Description of the task.
Find the string "label" and gather every line that holds it.
___ Supplied records ___
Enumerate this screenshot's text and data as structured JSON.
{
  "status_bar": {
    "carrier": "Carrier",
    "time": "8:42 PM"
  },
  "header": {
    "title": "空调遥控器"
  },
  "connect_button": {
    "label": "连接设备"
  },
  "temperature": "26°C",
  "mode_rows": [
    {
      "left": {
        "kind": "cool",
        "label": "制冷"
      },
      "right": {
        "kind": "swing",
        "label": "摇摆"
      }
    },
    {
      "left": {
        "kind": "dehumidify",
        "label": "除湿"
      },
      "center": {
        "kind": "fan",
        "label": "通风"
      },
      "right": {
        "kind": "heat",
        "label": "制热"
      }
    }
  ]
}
___
Answer to this exercise.
    "label": "连接设备"
        "label": "制冷"
        "label": "摇摆"
        "label": "除湿"
        "label": "通风"
        "label": "制热"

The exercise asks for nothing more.